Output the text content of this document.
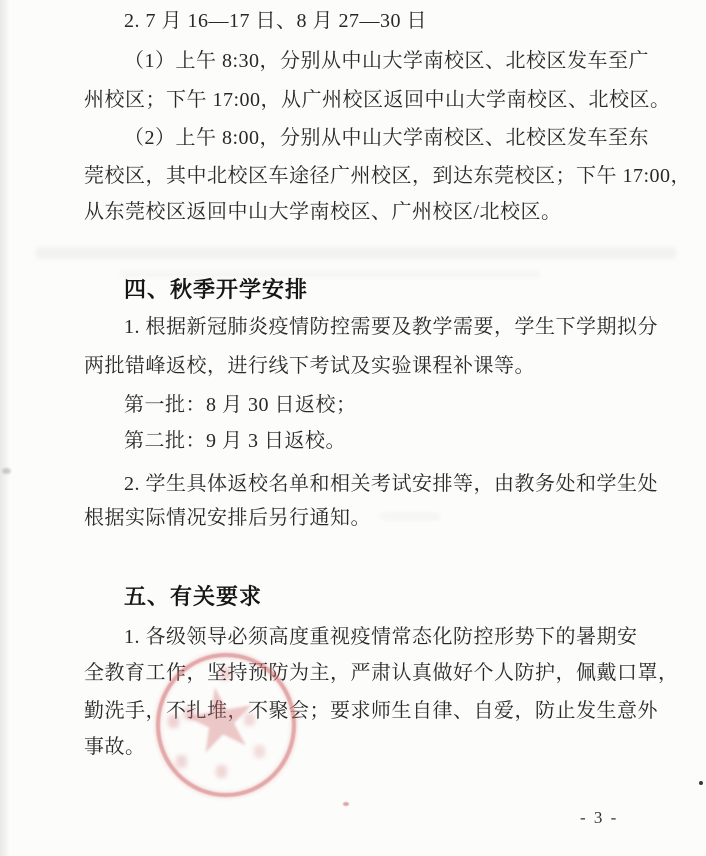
2. 7 月 16—17 日、8 月 27—30 日
（1）上午 8:30，分别从中山大学南校区、北校区发车至广
州校区；下午 17:00，从广州校区返回中山大学南校区、北校区。
（2）上午 8:00，分别从中山大学南校区、北校区发车至东
莞校区，其中北校区车途径广州校区，到达东莞校区；下午 17:00，
从东莞校区返回中山大学南校区、广州校区/北校区。
四、秋季开学安排
1. 根据新冠肺炎疫情防控需要及教学需要，学生下学期拟分
两批错峰返校，进行线下考试及实验课程补课等。
第一批：8 月 30 日返校；
第二批：9 月 3 日返校。
2. 学生具体返校名单和相关考试安排等，由教务处和学生处
根据实际情况安排后另行通知。
五、有关要求
1. 各级领导必须高度重视疫情常态化防控形势下的暑期安
全教育工作，坚持预防为主，严肃认真做好个人防护，佩戴口罩，
勤洗手，不扎堆，不聚会；要求师生自律、自爱，防止发生意外
事故。 ★
- 3 -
####################
§ What to work on
Give the number of lines containing the word "分别从中山大学南校区". No other answer is needed.

§ Completed task
2